_Exercise_
Leaving out the pictures, retype all the material exactly.

_Provided data_
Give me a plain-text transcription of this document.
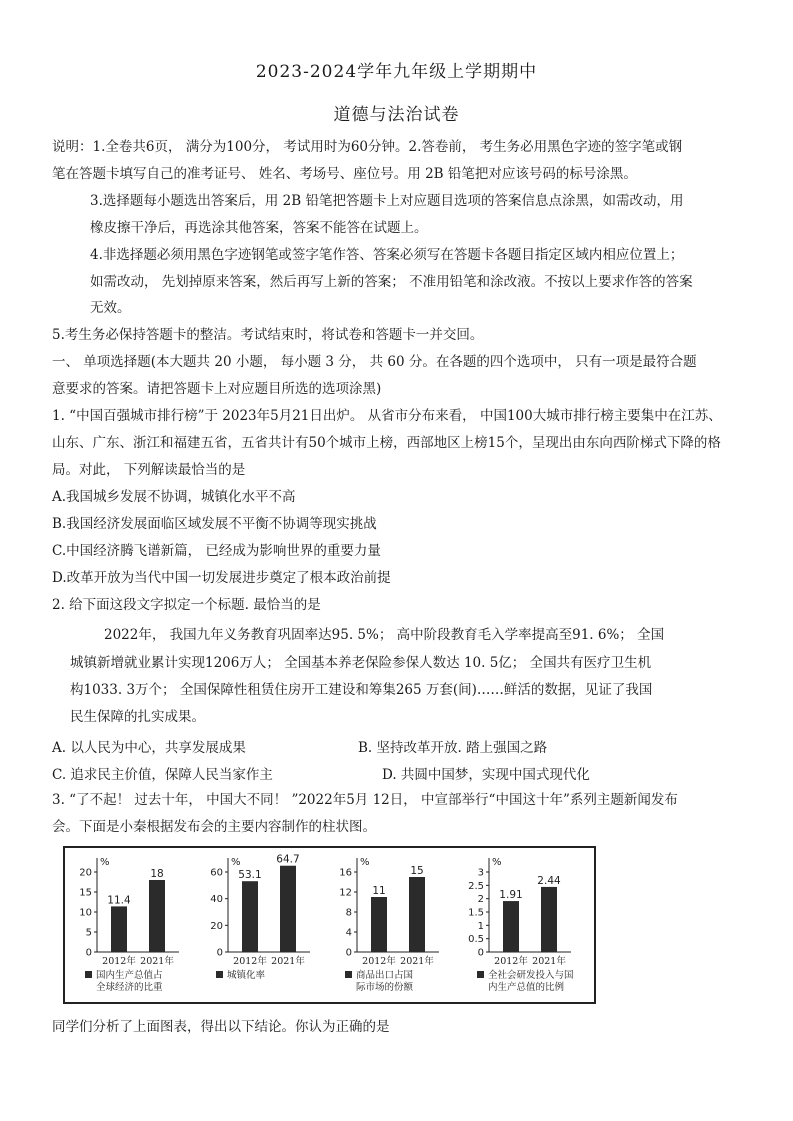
2023-2024学年九年级上学期期中
道德与法治试卷
说明：1.全卷共6页， 满分为100分， 考试用时为60分钟。2.答卷前， 考生务必用黑色字迹的签字笔或钢
笔在答题卡填写自己的准考证号、 姓名、考场号、座位号。用 2B 铅笔把对应该号码的标号涂黑。
3.选择题每小题选出答案后，用 2B 铅笔把答题卡上对应题目选项的答案信息点涂黑，如需改动，用
橡皮擦干净后，再选涂其他答案，答案不能答在试题上。
4.非选择题必须用黑色字迹钢笔或签字笔作答、答案必须写在答题卡各题目指定区域内相应位置上；
如需改动， 先划掉原来答案，然后再写上新的答案； 不准用铅笔和涂改液。不按以上要求作答的答案
无效。
5.考生务必保持答题卡的整洁。考试结束时，将试卷和答题卡一并交回。
一、 单项选择题(本大题共 20 小题， 每小题 3 分， 共 60 分。在各题的四个选项中， 只有一项是最符合题
意要求的答案。请把答题卡上对应题目所选的选项涂黑)
1. “中国百强城市排行榜”于 2023年5月21日出炉。 从省市分布来看， 中国100大城市排行榜主要集中在江苏、
山东、广东、浙江和福建五省，五省共计有50个城市上榜，西部地区上榜15个，呈现出由东向西阶梯式下降的格
局。对此， 下列解读最恰当的是
A.我国城乡发展不协调，城镇化水平不高
B.我国经济发展面临区域发展不平衡不协调等现实挑战
C.中国经济腾飞谱新篇， 已经成为影响世界的重要力量
D.改革开放为当代中国一切发展进步奠定了根本政治前提
2. 给下面这段文字拟定一个标题. 最恰当的是
2022年， 我国九年义务教育巩固率达95. 5%； 高中阶段教育毛入学率提高至91. 6%； 全国
城镇新增就业累计实现1206万人； 全国基本养老保险参保人数达 10. 5亿； 全国共有医疗卫生机
构1033. 3万个； 全国保障性租赁住房开工建设和筹集265 万套(间)……鲜活的数据，见证了我国
民生保障的扎实成果。
A. 以人民为中心，共享发展成果	B. 坚持改革开放. 踏上强国之路
C. 追求民主价值，保障人民当家作主	D. 共圆中国梦，实现中国式现代化
3. “了不起！ 过去十年， 中国大不同！ ”2022年5月 12日， 中宣部举行“中国这十年”系列主题新闻发布
会。下面是小秦根据发布会的主要内容制作的柱状图。
%
0
5
10
15
20
11.4
2012年
18
2021年
国内生产总值占
全球经济的比重
%
0
20
40
60 53.1
2012年
64.7
2021年
城镇化率
%
0
4
8
12
16
11
2012年
15
2021年
商品出口占国
际市场的份额
%
0
0.5
1
1.5
2
2.5
3
1.91
2012年
2.44
2021年
全社会研发投入与国
内生产总值的比例
同学们分析了上面图表，得出以下结论。你认为正确的是
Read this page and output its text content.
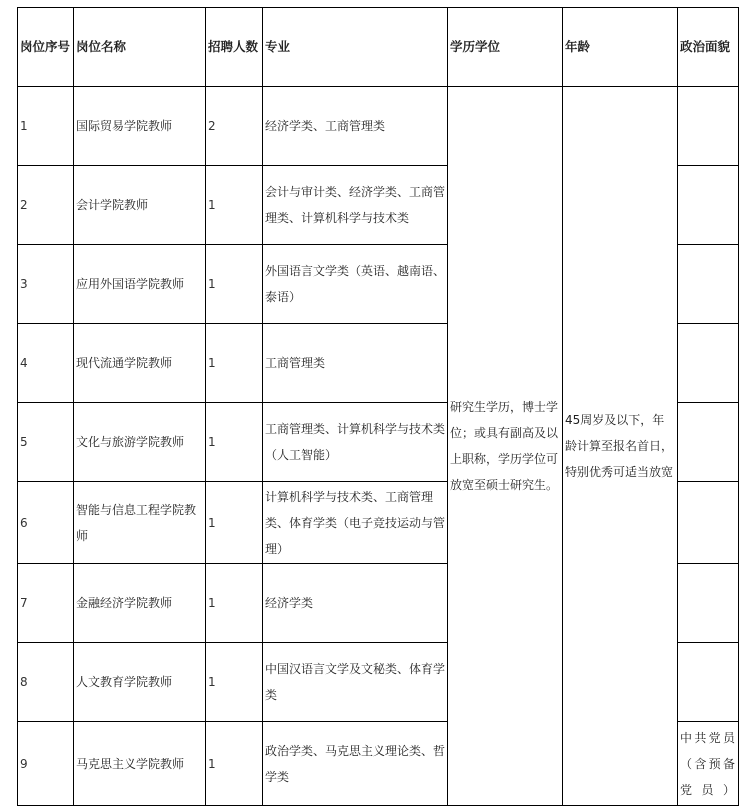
岗位序号	岗位名称	招聘人数	专业	学历学位	年龄	政治面貌
1	国际贸易学院教师	2	经济学类、工商管理类	研究生学历，博士学位；或具有副高及以上职称，学历学位可放宽至硕士研究生。	45周岁及以下，年龄计算至报名首日，特别优秀可适当放宽	
2	会计学院教师	1	会计与审计类、经济学类、工商管理类、计算机科学与技术类			
3	应用外国语学院教师	1	外国语言文学类（英语、越南语、泰语）			
4	现代流通学院教师	1	工商管理类			
5	文化与旅游学院教师	1	工商管理类、计算机科学与技术类（人工智能）			
6	智能与信息工程学院教师	1	计算机科学与技术类、工商管理类、体育学类（电子竞技运动与管理）			
7	金融经济学院教师	1	经济学类			
8	人文教育学院教师	1	中国汉语言文学及文秘类、体育学类			
9	马克思主义学院教师	1	政治学类、马克思主义理论类、哲学类			中共党员（含预备党员）
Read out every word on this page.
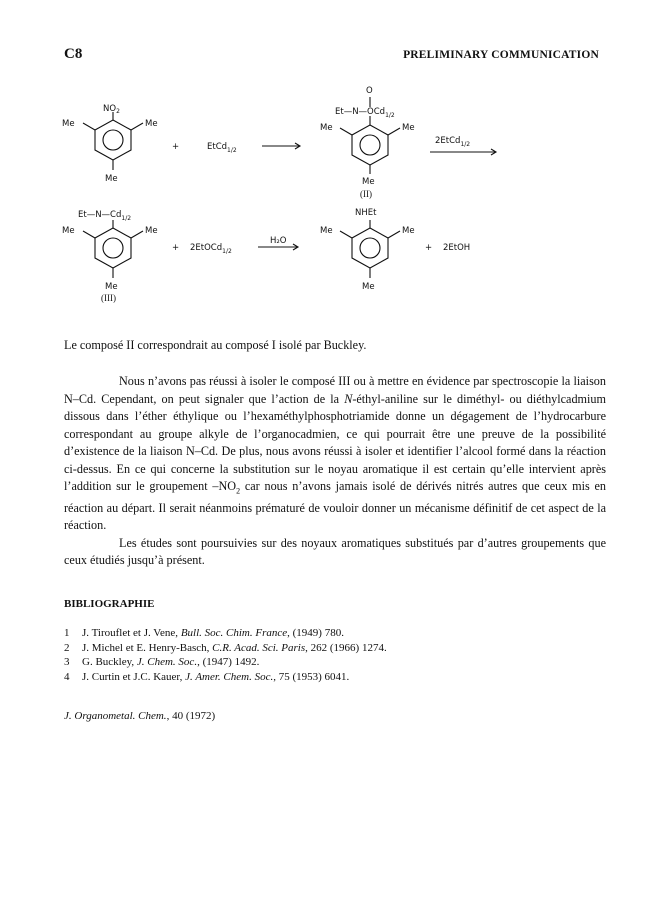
C8	PRELIMINARY COMMUNICATION
$NO_2$
Me	Me
Me
+	EtCd$_{1/2}$
O
Et—N—OCd$_{1/2}$
Me	Me
Me
(II)
2EtCd$_{1/2}$
$Et—N—Cd_{1/2}$
Me	Me
Me
(III)
+ 2EtOCd$_{1/2}$
H₂O
NHEt
Me	Me
Me
+ 2EtOH

Le composé II correspondrait au composé I isolé par Buckley.

Nous n’avons pas réussi à isoler le composé III ou à mettre en évidence par spectroscopie la liaison N–Cd. Cependant, on peut signaler que l’action de la N-éthyl-aniline sur le diméthyl- ou diéthylcadmium dissous dans l’éther éthylique ou l’hexaméthylphosphotriamide donne un dégagement de l’hydrocarbure correspondant au groupe alkyle de l’organocadmien, ce qui pourrait être une preuve de la possibilité d’existence de la liaison N–Cd. De plus, nous avons réussi à isoler et identifier l’alcool formé dans la réaction ci-dessus. En ce qui concerne la substitution sur le noyau aromatique il est certain qu’elle intervient après l’addition sur le groupement $-NO_2$ car nous n’avons jamais isolé de dérivés nitrés autres que ceux mis en réaction au départ. Il serait néanmoins prématuré de vouloir donner un mécanisme définitif de cet aspect de la réaction.

Les études sont poursuivies sur des noyaux aromatiques substitués par d’autres groupements que ceux étudiés jusqu’à présent.

BIBLIOGRAPHIE
1	J. Tirouflet et J. Vene, Bull. Soc. Chim. France, (1949) 780.
2	J. Michel et E. Henry-Basch, C.R. Acad. Sci. Paris, 262 (1966) 1274.
3	G. Buckley, J. Chem. Soc., (1947) 1492.
4	J. Curtin et J.C. Kauer, J. Amer. Chem. Soc., 75 (1953) 6041.
J. Organometal. Chem., 40 (1972)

_Answer to this exercise_
Give me a plain-text transcription of this document.
2023-2024学年九年级上学期期中
道德与法治试卷
说明：1.全卷共6页， 满分为100分， 考试用时为60分钟。2.答卷前， 考生务必用黑色字迹的签字笔或钢
笔在答题卡填写自己的准考证号、 姓名、考场号、座位号。用 2B 铅笔把对应该号码的标号涂黑。
3.选择题每小题选出答案后，用 2B 铅笔把答题卡上对应题目选项的答案信息点涂黑，如需改动，用
橡皮擦干净后，再选涂其他答案，答案不能答在试题上。
4.非选择题必须用黑色字迹钢笔或签字笔作答、答案必须写在答题卡各题目指定区域内相应位置上；
如需改动， 先划掉原来答案，然后再写上新的答案； 不准用铅笔和涂改液。不按以上要求作答的答案
无效。
5.考生务必保持答题卡的整洁。考试结束时，将试卷和答题卡一并交回。
一、 单项选择题(本大题共 20 小题， 每小题 3 分， 共 60 分。在各题的四个选项中， 只有一项是最符合题
意要求的答案。请把答题卡上对应题目所选的选项涂黑)
1. “中国百强城市排行榜”于 2023年5月21日出炉。 从省市分布来看， 中国100大城市排行榜主要集中在江苏、
山东、广东、浙江和福建五省，五省共计有50个城市上榜，西部地区上榜15个，呈现出由东向西阶梯式下降的格
局。对此， 下列解读最恰当的是
A.我国城乡发展不协调，城镇化水平不高
B.我国经济发展面临区域发展不平衡不协调等现实挑战
C.中国经济腾飞谱新篇， 已经成为影响世界的重要力量
D.改革开放为当代中国一切发展进步奠定了根本政治前提
2. 给下面这段文字拟定一个标题. 最恰当的是
2022年， 我国九年义务教育巩固率达95. 5%； 高中阶段教育毛入学率提高至91. 6%； 全国
城镇新增就业累计实现1206万人； 全国基本养老保险参保人数达 10. 5亿； 全国共有医疗卫生机
构1033. 3万个； 全国保障性租赁住房开工建设和筹集265 万套(间)……鲜活的数据，见证了我国
民生保障的扎实成果。
A. 以人民为中心，共享发展成果	B. 坚持改革开放. 踏上强国之路
C. 追求民主价值，保障人民当家作主	D. 共圆中国梦，实现中国式现代化
3. “了不起！ 过去十年， 中国大不同！ ”2022年5月 12日， 中宣部举行“中国这十年”系列主题新闻发布
会。下面是小秦根据发布会的主要内容制作的柱状图。
%
0
5
10
15
20
11.4
2012年
18
2021年
国内生产总值占
全球经济的比重
%
0
20
40
60 53.1
2012年
64.7
2021年
城镇化率
%
0
4
8
12
16
11
2012年
15
2021年
商品出口占国
际市场的份额
%
0
0.5
1
1.5
2
2.5
3
1.91
2012年
2.44
2021年
全社会研发投入与国
内生产总值的比例
同学们分析了上面图表，得出以下结论。你认为正确的是
Read this page and output its text content.
岗位序号	岗位名称	招聘人数	专业	学历学位	年龄	政治面貌
1	国际贸易学院教师	2	经济学类、工商管理类	研究生学历，博士学位；或具有副高及以上职称，学历学位可放宽至硕士研究生。	45周岁及以下，年龄计算至报名首日，特别优秀可适当放宽	
2	会计学院教师	1	会计与审计类、经济学类、工商管理类、计算机科学与技术类			
3	应用外国语学院教师	1	外国语言文学类（英语、越南语、泰语）			
4	现代流通学院教师	1	工商管理类			
5	文化与旅游学院教师	1	工商管理类、计算机科学与技术类（人工智能）			
6	智能与信息工程学院教师	1	计算机科学与技术类、工商管理类、体育学类（电子竞技运动与管理）			
7	金融经济学院教师	1	经济学类			
8	人文教育学院教师	1	中国汉语言文学及文秘类、体育学类			
9	马克思主义学院教师	1	政治学类、马克思主义理论类、哲学类			中共党员（含预备党员）
Read out every word on this page.
C8	PRELIMINARY COMMUNICATION
$NO_2$
Me	Me
Me
+	EtCd$_{1/2}$
O
Et—N—OCd$_{1/2}$
Me	Me
Me
(II)
2EtCd$_{1/2}$
$Et—N—Cd_{1/2}$
Me	Me
Me
(III)
+ 2EtOCd$_{1/2}$
H₂O
NHEt
Me	Me
Me
+ 2EtOH

Le composé II correspondrait au composé I isolé par Buckley.

Nous n’avons pas réussi à isoler le composé III ou à mettre en évidence par spectroscopie la liaison N–Cd. Cependant, on peut signaler que l’action de la N-éthyl-aniline sur le diméthyl- ou diéthylcadmium dissous dans l’éther éthylique ou l’hexaméthylphosphotriamide donne un dégagement de l’hydrocarbure correspondant au groupe alkyle de l’organocadmien, ce qui pourrait être une preuve de la possibilité d’existence de la liaison N–Cd. De plus, nous avons réussi à isoler et identifier l’alcool formé dans la réaction ci-dessus. En ce qui concerne la substitution sur le noyau aromatique il est certain qu’elle intervient après l’addition sur le groupement $-NO_2$ car nous n’avons jamais isolé de dérivés nitrés autres que ceux mis en réaction au départ. Il serait néanmoins prématuré de vouloir donner un mécanisme définitif de cet aspect de la réaction.

Les études sont poursuivies sur des noyaux aromatiques substitués par d’autres groupements que ceux étudiés jusqu’à présent.

BIBLIOGRAPHIE
1	J. Tirouflet et J. Vene, Bull. Soc. Chim. France, (1949) 780.
2	J. Michel et E. Henry-Basch, C.R. Acad. Sci. Paris, 262 (1966) 1274.
3	G. Buckley, J. Chem. Soc., (1947) 1492.
4	J. Curtin et J.C. Kauer, J. Amer. Chem. Soc., 75 (1953) 6041.
J. Organometal. Chem., 40 (1972)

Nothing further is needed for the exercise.